- [JOB]:
Images are not part of the copy; transcribe all the data exactly.

- [DATA FOR THIS EXERCISE]:

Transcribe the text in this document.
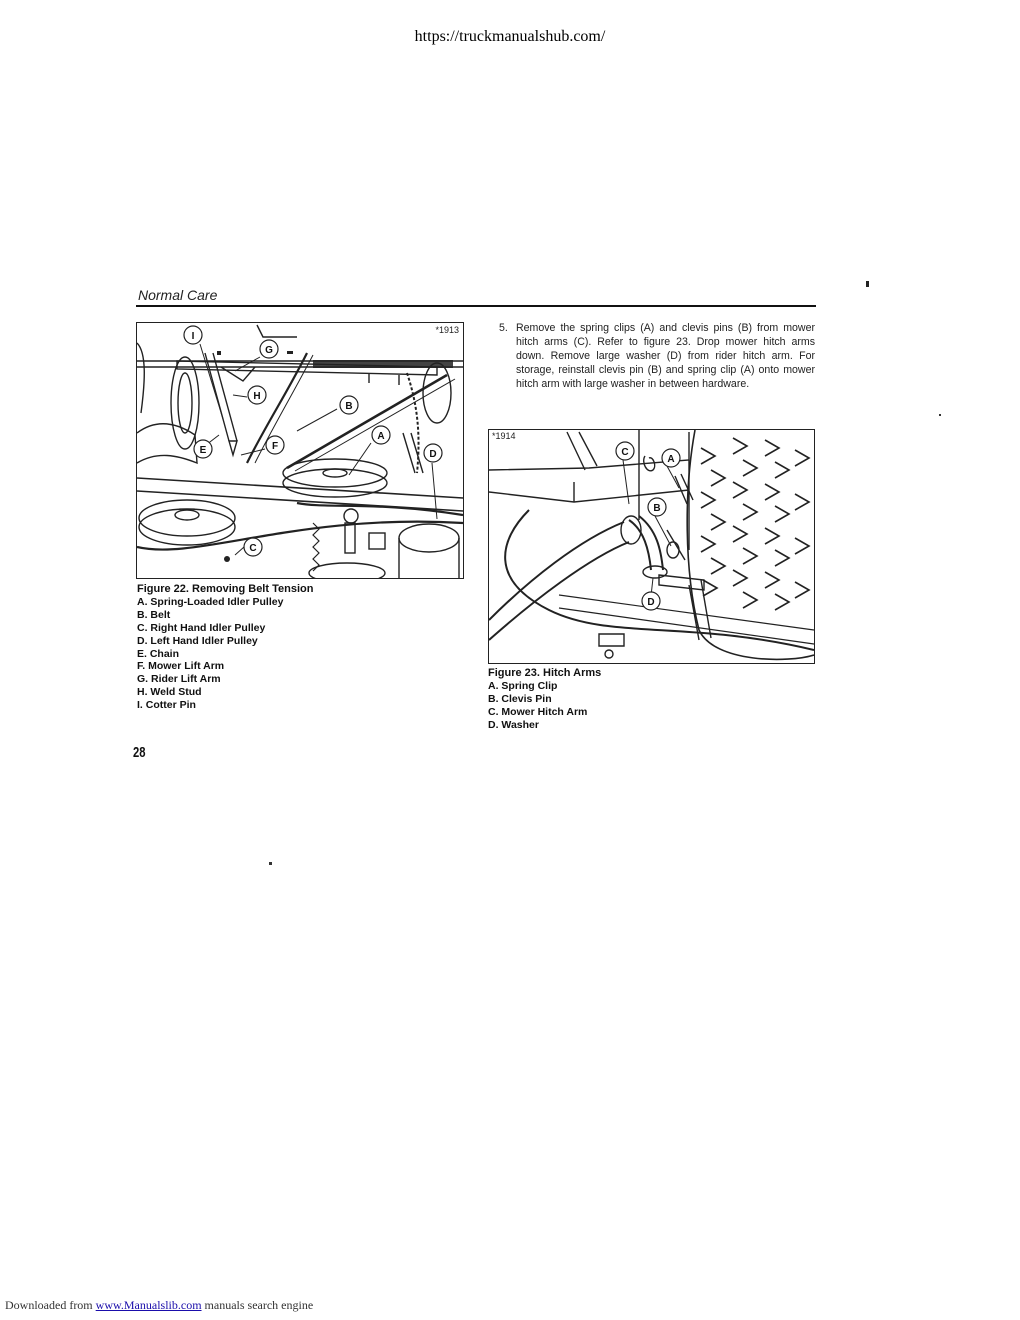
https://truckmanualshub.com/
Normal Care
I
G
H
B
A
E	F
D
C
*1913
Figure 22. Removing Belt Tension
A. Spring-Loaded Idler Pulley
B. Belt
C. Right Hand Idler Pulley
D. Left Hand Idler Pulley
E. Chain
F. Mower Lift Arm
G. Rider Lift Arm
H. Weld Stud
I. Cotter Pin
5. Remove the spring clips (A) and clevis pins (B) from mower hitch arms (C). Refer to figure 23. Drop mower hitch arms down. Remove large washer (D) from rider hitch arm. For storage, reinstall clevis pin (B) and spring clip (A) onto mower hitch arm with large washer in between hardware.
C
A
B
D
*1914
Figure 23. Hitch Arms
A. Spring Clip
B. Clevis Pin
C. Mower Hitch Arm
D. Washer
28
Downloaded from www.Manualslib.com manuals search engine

- [FULL ANSWER]:
Transcribe the text in this document.
https://truckmanualshub.com/
Normal Care
I
G
H
B
A
E	F
D
C
*1913
Figure 22. Removing Belt Tension
A. Spring-Loaded Idler Pulley
B. Belt
C. Right Hand Idler Pulley
D. Left Hand Idler Pulley
E. Chain
F. Mower Lift Arm
G. Rider Lift Arm
H. Weld Stud
I. Cotter Pin
5. Remove the spring clips (A) and clevis pins (B) from mower hitch arms (C). Refer to figure 23. Drop mower hitch arms down. Remove large washer (D) from rider hitch arm. For storage, reinstall clevis pin (B) and spring clip (A) onto mower hitch arm with large washer in between hardware.
C
A
B
D
*1914
Figure 23. Hitch Arms
A. Spring Clip
B. Clevis Pin
C. Mower Hitch Arm
D. Washer
28
Downloaded from www.Manualslib.com manuals search engine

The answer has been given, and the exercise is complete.